DATA LISTING

- - - - -

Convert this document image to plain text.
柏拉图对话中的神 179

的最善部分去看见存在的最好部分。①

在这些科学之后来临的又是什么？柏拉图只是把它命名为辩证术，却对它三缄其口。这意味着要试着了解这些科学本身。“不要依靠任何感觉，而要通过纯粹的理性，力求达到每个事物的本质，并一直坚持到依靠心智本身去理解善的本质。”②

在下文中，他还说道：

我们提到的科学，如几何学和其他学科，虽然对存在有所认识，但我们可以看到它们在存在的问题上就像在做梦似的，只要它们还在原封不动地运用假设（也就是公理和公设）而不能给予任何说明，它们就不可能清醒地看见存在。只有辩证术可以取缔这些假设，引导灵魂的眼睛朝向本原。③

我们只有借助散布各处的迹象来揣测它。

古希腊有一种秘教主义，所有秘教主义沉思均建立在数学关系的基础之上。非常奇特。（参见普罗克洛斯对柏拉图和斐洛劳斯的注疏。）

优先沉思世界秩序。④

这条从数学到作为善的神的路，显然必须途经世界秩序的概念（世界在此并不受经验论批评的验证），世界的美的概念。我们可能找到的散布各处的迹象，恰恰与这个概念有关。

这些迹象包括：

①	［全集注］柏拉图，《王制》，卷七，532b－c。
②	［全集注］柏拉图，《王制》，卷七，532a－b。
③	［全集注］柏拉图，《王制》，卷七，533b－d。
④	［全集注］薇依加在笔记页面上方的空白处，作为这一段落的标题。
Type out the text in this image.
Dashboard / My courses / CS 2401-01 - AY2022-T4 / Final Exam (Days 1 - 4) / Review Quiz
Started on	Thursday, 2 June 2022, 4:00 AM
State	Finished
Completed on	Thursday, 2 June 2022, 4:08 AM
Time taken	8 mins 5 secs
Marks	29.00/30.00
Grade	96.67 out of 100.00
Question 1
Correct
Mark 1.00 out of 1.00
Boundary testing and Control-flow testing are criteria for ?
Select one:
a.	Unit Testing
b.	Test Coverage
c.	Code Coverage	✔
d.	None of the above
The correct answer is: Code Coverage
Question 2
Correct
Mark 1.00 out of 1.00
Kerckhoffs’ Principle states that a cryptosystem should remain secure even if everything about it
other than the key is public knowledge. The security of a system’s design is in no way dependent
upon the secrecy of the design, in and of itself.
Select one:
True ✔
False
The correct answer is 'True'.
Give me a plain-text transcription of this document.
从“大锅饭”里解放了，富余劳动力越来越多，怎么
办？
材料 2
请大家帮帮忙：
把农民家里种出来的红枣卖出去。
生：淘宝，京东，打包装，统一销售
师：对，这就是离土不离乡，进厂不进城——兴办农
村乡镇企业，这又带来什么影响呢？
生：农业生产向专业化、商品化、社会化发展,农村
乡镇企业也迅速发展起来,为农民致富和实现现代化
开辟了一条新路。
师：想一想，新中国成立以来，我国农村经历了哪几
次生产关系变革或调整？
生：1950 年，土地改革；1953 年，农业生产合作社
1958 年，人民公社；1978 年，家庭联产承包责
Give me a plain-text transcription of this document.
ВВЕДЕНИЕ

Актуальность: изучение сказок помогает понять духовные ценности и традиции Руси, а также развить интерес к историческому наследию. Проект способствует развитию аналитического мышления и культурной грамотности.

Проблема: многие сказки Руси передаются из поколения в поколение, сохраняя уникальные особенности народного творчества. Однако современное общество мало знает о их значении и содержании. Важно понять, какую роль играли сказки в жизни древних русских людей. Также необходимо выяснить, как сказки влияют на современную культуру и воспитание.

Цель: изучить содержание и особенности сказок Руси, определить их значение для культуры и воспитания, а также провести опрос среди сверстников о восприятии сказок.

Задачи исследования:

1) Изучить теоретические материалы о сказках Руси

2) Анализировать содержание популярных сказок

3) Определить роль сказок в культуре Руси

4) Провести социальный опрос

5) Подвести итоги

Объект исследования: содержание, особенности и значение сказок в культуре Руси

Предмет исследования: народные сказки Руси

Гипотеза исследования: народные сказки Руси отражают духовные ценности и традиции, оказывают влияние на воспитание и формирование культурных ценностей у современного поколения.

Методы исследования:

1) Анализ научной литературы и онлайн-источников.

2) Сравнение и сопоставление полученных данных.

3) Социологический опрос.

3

- - - - -

Give all the records again. Match them exactly.

ANSWER TO THIS EXERCISE
Convert this document image to plain text.
柏拉图对话中的神 179

的最善部分去看见存在的最好部分。①

在这些科学之后来临的又是什么？柏拉图只是把它命名为辩证术，却对它三缄其口。这意味着要试着了解这些科学本身。“不要依靠任何感觉，而要通过纯粹的理性，力求达到每个事物的本质，并一直坚持到依靠心智本身去理解善的本质。”②

在下文中，他还说道：

我们提到的科学，如几何学和其他学科，虽然对存在有所认识，但我们可以看到它们在存在的问题上就像在做梦似的，只要它们还在原封不动地运用假设（也就是公理和公设）而不能给予任何说明，它们就不可能清醒地看见存在。只有辩证术可以取缔这些假设，引导灵魂的眼睛朝向本原。③

我们只有借助散布各处的迹象来揣测它。

古希腊有一种秘教主义，所有秘教主义沉思均建立在数学关系的基础之上。非常奇特。（参见普罗克洛斯对柏拉图和斐洛劳斯的注疏。）

优先沉思世界秩序。④

这条从数学到作为善的神的路，显然必须途经世界秩序的概念（世界在此并不受经验论批评的验证），世界的美的概念。我们可能找到的散布各处的迹象，恰恰与这个概念有关。

这些迹象包括：

①	［全集注］柏拉图，《王制》，卷七，532b－c。
②	［全集注］柏拉图，《王制》，卷七，532a－b。
③	［全集注］柏拉图，《王制》，卷七，533b－d。
④	［全集注］薇依加在笔记页面上方的空白处，作为这一段落的标题。
Type out the text in this image.
Dashboard / My courses / CS 2401-01 - AY2022-T4 / Final Exam (Days 1 - 4) / Review Quiz
Started on	Thursday, 2 June 2022, 4:00 AM
State	Finished
Completed on	Thursday, 2 June 2022, 4:08 AM
Time taken	8 mins 5 secs
Marks	29.00/30.00
Grade	96.67 out of 100.00
Question 1
Correct
Mark 1.00 out of 1.00
Boundary testing and Control-flow testing are criteria for ?
Select one:
a.	Unit Testing
b.	Test Coverage
c.	Code Coverage	✔
d.	None of the above
The correct answer is: Code Coverage
Question 2
Correct
Mark 1.00 out of 1.00
Kerckhoffs’ Principle states that a cryptosystem should remain secure even if everything about it
other than the key is public knowledge. The security of a system’s design is in no way dependent
upon the secrecy of the design, in and of itself.
Select one:
True ✔
False
The correct answer is 'True'.
Give me a plain-text transcription of this document.
从“大锅饭”里解放了，富余劳动力越来越多，怎么
办？
材料 2
请大家帮帮忙：
把农民家里种出来的红枣卖出去。
生：淘宝，京东，打包装，统一销售
师：对，这就是离土不离乡，进厂不进城——兴办农
村乡镇企业，这又带来什么影响呢？
生：农业生产向专业化、商品化、社会化发展,农村
乡镇企业也迅速发展起来,为农民致富和实现现代化
开辟了一条新路。
师：想一想，新中国成立以来，我国农村经历了哪几
次生产关系变革或调整？
生：1950 年，土地改革；1953 年，农业生产合作社
1958 年，人民公社；1978 年，家庭联产承包责
Give me a plain-text transcription of this document.
ВВЕДЕНИЕ

Актуальность: изучение сказок помогает понять духовные ценности и традиции Руси, а также развить интерес к историческому наследию. Проект способствует развитию аналитического мышления и культурной грамотности.

Проблема: многие сказки Руси передаются из поколения в поколение, сохраняя уникальные особенности народного творчества. Однако современное общество мало знает о их значении и содержании. Важно понять, какую роль играли сказки в жизни древних русских людей. Также необходимо выяснить, как сказки влияют на современную культуру и воспитание.

Цель: изучить содержание и особенности сказок Руси, определить их значение для культуры и воспитания, а также провести опрос среди сверстников о восприятии сказок.

Задачи исследования:

1) Изучить теоретические материалы о сказках Руси

2) Анализировать содержание популярных сказок

3) Определить роль сказок в культуре Руси

4) Провести социальный опрос

5) Подвести итоги

Объект исследования: содержание, особенности и значение сказок в культуре Руси

Предмет исследования: народные сказки Руси

Гипотеза исследования: народные сказки Руси отражают духовные ценности и традиции, оказывают влияние на воспитание и формирование культурных ценностей у современного поколения.

Методы исследования:

1) Анализ научной литературы и онлайн-источников.

2) Сравнение и сопоставление полученных данных.

3) Социологический опрос.

3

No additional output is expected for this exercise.